Scan the entries below for the word "образования". Copy each line that has it.

***

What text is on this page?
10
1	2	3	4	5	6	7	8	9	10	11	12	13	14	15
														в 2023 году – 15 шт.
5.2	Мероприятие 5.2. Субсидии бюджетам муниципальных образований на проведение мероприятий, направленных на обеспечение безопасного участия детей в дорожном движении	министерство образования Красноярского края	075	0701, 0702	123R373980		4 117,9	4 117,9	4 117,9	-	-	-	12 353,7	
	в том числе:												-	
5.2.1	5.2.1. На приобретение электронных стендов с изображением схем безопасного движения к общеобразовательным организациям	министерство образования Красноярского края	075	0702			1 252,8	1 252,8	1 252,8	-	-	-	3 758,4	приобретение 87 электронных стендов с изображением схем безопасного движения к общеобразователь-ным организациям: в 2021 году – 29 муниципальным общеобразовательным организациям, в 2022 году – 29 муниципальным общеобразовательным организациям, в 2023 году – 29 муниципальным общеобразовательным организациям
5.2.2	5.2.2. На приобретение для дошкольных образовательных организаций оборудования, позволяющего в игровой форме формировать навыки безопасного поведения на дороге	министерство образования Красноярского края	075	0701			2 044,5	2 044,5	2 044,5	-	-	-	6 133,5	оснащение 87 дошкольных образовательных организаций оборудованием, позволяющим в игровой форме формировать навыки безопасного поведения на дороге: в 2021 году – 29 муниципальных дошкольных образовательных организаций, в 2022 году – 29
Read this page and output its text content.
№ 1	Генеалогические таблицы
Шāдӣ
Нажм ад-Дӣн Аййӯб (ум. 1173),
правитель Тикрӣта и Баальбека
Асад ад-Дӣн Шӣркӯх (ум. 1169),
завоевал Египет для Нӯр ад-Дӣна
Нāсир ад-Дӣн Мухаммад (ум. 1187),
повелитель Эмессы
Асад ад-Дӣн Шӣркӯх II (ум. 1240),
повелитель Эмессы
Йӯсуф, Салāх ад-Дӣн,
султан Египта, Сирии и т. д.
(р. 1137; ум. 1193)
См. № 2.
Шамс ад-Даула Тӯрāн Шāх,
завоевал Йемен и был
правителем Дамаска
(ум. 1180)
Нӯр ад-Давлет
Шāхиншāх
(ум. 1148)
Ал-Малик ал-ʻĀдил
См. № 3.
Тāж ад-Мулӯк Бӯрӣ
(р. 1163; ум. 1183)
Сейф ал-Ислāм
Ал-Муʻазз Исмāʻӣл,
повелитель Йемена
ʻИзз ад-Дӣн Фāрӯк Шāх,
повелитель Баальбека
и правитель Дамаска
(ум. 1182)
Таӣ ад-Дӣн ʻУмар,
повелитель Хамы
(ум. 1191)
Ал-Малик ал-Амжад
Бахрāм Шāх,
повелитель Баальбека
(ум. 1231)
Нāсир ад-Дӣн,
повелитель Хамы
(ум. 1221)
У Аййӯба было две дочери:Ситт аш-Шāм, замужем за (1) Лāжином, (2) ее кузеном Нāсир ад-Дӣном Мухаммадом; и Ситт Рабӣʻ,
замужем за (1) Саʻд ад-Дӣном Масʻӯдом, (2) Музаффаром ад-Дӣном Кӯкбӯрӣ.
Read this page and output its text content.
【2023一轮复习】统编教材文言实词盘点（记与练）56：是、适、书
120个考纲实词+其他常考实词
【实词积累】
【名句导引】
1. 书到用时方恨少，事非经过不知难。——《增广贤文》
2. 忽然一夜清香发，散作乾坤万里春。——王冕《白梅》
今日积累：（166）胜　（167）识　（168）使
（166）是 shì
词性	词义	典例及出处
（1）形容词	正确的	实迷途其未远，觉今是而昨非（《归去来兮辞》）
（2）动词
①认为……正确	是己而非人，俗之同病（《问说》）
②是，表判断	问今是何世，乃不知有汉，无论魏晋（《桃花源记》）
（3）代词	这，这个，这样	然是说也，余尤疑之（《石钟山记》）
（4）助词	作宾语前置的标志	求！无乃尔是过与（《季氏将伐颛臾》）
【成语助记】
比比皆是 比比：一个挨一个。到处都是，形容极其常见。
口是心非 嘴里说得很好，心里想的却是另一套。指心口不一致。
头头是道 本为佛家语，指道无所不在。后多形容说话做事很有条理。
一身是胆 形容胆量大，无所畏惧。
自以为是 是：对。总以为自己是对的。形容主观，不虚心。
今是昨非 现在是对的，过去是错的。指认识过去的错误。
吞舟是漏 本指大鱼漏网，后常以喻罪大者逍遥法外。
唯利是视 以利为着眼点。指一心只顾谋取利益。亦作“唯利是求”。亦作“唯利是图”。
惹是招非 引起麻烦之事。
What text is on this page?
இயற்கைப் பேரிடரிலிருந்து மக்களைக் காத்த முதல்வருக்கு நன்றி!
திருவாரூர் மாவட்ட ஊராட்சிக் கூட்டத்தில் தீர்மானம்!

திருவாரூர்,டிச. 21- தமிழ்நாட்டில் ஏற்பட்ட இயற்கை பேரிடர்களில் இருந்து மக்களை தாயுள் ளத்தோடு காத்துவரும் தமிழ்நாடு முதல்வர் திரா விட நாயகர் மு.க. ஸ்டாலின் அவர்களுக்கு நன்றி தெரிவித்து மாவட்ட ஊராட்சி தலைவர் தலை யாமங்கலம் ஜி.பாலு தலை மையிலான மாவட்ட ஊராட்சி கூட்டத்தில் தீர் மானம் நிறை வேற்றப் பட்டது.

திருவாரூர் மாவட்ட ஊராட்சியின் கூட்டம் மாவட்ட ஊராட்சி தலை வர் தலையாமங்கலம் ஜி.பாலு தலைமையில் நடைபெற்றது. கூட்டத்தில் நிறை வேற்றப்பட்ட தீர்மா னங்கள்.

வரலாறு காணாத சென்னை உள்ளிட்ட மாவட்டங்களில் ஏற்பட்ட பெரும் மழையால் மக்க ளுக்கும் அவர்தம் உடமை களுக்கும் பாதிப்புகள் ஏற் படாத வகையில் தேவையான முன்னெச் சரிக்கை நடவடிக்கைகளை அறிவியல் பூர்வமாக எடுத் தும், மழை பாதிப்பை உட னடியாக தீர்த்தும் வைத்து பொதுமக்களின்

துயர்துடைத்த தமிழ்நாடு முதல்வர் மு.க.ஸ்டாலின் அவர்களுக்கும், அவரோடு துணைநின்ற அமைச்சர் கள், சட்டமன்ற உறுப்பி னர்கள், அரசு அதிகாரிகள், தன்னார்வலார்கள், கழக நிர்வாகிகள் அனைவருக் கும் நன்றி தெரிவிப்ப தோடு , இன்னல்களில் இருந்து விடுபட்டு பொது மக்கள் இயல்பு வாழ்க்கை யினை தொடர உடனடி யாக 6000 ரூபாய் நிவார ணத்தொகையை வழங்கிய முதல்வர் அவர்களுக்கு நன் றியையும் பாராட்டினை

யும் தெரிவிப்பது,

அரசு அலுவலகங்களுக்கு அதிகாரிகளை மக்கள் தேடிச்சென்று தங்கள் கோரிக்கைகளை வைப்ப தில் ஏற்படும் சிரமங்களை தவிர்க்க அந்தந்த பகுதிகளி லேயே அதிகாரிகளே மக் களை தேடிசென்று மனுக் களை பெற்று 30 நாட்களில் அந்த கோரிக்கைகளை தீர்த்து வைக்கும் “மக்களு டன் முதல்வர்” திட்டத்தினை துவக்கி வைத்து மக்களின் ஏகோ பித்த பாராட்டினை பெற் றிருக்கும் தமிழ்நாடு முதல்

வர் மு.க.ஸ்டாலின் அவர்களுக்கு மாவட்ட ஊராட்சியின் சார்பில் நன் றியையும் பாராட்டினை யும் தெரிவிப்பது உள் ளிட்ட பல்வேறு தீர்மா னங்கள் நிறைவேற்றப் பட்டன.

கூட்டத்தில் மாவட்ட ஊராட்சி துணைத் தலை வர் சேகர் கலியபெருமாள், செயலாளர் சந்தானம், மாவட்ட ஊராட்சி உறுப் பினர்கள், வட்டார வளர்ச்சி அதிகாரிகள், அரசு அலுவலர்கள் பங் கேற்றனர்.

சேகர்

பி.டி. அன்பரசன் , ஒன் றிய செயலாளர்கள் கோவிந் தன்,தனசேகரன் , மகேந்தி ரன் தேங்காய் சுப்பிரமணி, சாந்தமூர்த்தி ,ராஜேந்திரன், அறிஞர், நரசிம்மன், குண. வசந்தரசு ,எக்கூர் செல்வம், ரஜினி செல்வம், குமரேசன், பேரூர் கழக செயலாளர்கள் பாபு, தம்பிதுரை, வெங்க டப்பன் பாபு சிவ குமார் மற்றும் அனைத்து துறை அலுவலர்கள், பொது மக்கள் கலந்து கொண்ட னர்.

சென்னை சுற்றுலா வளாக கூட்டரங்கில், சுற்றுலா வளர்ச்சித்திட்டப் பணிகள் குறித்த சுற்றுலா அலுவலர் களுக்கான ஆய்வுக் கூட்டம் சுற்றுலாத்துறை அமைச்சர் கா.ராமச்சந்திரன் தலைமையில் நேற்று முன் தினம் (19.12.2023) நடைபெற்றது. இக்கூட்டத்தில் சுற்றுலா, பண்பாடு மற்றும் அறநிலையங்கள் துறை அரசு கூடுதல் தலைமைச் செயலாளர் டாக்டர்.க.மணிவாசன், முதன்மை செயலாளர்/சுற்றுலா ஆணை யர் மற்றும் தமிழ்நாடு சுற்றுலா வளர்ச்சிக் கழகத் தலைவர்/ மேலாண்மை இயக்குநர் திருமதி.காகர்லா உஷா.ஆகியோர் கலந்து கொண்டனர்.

***

■ **Exercise response**:
5.2	Мероприятие 5.2. Субсидии бюджетам муниципальных образований на проведение мероприятий, направленных на обеспечение безопасного участия детей в дорожном движении	министерство образования Красноярского края	075	0701, 0702	123R373980		4 117,9	4 117,9	4 117,9	-	-	-	12 353,7	
5.2.1	5.2.1. На приобретение электронных стендов с изображением схем безопасного движения к общеобразовательным организациям	министерство образования Красноярского края	075	0702			1 252,8	1 252,8	1 252,8	-	-	-	3 758,4	приобретение 87 электронных стендов с изображением схем безопасного движения к общеобразователь-ным организациям: в 2021 году – 29 муниципальным общеобразовательным организациям, в 2022 году – 29 муниципальным общеобразовательным организациям, в 2023 году – 29 муниципальным общеобразовательным организациям
5.2.2	5.2.2. На приобретение для дошкольных образовательных организаций оборудования, позволяющего в игровой форме формировать навыки безопасного поведения на дороге	министерство образования Красноярского края	075	0701			2 044,5	2 044,5	2 044,5	-	-	-	6 133,5	оснащение 87 дошкольных образовательных организаций оборудованием, позволяющим в игровой форме формировать навыки безопасного поведения на дороге: в 2021 году – 29 муниципальных дошкольных образовательных организаций, в 2022 году – 29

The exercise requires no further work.